**WORK TO COMPLETE**
For each line in the records that contains "trong", make a copy.

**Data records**
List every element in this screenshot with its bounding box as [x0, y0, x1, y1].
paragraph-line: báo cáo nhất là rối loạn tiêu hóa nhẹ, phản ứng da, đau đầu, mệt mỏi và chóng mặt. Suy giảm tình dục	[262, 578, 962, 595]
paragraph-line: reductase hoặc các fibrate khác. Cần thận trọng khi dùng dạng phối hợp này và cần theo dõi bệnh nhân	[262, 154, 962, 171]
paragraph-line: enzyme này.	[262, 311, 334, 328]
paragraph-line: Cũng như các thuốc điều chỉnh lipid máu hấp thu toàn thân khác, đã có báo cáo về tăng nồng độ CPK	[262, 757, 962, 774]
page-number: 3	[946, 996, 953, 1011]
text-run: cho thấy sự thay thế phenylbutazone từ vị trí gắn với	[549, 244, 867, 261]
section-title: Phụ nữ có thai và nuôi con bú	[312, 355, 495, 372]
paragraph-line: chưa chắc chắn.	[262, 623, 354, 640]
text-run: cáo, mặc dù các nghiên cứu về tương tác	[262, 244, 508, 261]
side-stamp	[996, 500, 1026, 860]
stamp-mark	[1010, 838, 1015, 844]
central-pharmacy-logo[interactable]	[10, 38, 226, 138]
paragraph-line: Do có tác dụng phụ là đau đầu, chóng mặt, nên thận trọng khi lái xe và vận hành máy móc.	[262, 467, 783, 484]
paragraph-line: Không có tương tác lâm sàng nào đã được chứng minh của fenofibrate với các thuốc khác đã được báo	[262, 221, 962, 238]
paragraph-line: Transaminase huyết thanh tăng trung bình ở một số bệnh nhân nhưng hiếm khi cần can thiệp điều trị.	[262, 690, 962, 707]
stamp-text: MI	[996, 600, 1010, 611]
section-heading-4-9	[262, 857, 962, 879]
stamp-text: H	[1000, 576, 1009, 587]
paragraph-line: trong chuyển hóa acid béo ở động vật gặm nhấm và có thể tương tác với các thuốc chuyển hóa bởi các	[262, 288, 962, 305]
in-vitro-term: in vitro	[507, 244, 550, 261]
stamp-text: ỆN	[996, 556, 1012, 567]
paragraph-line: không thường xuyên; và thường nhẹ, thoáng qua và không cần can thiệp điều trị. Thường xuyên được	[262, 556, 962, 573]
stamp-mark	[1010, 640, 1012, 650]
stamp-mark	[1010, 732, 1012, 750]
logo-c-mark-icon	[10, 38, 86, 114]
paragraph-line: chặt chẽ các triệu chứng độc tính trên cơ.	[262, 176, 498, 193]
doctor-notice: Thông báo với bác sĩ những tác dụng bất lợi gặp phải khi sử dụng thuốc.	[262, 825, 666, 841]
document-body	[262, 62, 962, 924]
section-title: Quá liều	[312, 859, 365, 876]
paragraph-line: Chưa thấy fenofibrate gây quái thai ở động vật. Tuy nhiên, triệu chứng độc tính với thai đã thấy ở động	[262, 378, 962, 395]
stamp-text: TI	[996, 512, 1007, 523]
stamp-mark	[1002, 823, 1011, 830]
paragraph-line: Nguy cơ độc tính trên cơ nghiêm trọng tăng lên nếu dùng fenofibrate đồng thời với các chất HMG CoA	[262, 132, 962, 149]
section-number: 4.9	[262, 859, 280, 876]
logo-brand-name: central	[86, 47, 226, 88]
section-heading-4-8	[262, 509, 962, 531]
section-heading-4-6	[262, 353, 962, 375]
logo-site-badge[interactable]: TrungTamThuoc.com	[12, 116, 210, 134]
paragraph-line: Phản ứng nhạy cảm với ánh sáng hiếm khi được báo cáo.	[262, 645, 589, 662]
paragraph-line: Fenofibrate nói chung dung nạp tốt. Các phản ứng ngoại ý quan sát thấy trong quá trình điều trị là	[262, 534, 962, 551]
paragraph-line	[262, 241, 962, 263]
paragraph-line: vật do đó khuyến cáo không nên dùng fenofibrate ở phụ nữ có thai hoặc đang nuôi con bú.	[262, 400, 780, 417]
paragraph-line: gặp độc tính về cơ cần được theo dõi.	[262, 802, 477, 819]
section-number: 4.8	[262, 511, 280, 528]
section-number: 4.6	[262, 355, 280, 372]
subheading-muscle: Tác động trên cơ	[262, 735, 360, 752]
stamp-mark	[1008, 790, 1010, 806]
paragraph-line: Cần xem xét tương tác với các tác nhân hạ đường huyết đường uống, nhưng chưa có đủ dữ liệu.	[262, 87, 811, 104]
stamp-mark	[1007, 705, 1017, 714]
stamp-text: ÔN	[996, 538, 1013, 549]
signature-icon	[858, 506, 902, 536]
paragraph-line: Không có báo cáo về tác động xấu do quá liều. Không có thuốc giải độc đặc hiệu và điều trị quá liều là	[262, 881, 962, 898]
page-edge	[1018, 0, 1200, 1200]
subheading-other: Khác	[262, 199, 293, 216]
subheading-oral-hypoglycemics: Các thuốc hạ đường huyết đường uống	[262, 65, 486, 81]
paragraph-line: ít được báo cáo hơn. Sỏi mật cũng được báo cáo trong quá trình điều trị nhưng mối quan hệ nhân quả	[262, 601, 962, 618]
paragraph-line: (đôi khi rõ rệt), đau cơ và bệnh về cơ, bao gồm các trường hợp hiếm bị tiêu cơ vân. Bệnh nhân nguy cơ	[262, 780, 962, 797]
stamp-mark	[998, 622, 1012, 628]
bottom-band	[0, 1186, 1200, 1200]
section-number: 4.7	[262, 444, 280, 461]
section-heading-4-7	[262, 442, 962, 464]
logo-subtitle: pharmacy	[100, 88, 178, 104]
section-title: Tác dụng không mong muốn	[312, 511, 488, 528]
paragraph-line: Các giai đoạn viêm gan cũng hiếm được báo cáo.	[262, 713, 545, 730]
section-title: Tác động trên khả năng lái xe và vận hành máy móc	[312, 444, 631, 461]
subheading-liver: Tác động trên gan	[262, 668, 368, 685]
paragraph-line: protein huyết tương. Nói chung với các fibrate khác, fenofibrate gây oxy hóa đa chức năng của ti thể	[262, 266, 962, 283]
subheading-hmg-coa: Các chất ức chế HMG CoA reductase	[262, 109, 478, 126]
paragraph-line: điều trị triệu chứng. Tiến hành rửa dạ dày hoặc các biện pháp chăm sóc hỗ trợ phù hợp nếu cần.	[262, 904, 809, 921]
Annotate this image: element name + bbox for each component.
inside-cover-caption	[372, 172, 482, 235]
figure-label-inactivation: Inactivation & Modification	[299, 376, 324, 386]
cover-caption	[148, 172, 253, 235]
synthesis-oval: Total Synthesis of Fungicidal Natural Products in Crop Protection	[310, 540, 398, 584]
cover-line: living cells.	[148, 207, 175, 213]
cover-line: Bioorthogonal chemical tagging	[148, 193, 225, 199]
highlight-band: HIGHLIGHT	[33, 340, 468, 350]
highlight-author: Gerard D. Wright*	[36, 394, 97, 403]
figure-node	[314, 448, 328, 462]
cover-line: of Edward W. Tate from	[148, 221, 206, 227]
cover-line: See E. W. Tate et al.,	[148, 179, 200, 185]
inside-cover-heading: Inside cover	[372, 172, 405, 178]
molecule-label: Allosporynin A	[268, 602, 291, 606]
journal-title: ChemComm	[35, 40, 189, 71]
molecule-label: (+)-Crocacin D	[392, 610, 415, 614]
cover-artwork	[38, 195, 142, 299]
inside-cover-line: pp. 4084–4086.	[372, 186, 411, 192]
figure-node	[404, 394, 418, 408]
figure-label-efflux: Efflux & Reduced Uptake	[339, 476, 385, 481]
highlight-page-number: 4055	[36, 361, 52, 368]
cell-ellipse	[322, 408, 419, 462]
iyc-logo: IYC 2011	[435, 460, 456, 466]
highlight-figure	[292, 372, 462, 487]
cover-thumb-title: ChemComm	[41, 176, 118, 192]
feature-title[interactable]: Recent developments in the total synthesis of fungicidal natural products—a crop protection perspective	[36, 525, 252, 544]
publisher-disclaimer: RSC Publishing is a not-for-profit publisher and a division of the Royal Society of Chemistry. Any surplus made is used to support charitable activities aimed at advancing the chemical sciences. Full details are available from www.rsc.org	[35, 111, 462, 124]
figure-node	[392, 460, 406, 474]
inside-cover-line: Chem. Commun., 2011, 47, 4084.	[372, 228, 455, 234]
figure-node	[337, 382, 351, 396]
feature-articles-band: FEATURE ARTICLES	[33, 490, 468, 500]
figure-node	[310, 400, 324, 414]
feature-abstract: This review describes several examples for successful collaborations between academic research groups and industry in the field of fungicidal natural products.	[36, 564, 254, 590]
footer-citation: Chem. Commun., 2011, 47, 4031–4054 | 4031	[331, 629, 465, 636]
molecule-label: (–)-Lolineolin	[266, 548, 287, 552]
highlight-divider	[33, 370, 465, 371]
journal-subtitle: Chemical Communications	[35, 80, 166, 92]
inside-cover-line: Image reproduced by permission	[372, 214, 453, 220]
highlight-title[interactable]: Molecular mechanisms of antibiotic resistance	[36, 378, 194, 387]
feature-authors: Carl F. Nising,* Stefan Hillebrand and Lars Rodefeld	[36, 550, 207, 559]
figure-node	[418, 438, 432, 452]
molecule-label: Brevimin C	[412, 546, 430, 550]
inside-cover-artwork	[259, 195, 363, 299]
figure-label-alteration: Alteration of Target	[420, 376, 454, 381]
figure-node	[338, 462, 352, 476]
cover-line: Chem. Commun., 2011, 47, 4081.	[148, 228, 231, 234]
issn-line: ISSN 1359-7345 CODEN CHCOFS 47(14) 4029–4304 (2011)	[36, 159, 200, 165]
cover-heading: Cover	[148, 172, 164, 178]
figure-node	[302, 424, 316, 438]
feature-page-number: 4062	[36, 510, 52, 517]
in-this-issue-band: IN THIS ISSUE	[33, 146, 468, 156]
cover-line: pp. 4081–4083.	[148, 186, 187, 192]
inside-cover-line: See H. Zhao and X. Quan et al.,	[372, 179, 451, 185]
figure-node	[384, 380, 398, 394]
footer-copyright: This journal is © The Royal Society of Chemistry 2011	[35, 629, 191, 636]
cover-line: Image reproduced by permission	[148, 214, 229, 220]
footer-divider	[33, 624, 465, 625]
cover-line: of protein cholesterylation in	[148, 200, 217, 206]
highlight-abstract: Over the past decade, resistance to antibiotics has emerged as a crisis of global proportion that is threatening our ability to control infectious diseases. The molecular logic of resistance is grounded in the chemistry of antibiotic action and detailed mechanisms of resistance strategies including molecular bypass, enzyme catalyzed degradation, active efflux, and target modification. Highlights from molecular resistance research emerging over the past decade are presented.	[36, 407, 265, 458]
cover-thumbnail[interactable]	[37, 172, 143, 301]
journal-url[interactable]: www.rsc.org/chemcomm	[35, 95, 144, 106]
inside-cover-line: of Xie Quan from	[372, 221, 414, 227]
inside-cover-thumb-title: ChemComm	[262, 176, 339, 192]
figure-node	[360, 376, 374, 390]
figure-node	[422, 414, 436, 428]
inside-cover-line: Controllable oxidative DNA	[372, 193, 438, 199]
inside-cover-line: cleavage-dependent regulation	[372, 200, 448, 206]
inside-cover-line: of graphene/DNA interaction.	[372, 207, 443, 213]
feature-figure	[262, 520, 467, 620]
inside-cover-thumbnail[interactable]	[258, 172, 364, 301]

**FINISHED EXERCISE**
paragraph-line: trong chuyển hóa acid béo ở động vật gặm nhấm và có thể tương tác với các thuốc chuyển hóa bởi các	[262, 288, 962, 305]
paragraph-line: Fenofibrate nói chung dung nạp tốt. Các phản ứng ngoại ý quan sát thấy trong quá trình điều trị là	[262, 534, 962, 551]
paragraph-line: ít được báo cáo hơn. Sỏi mật cũng được báo cáo trong quá trình điều trị nhưng mối quan hệ nhân quả	[262, 601, 962, 618]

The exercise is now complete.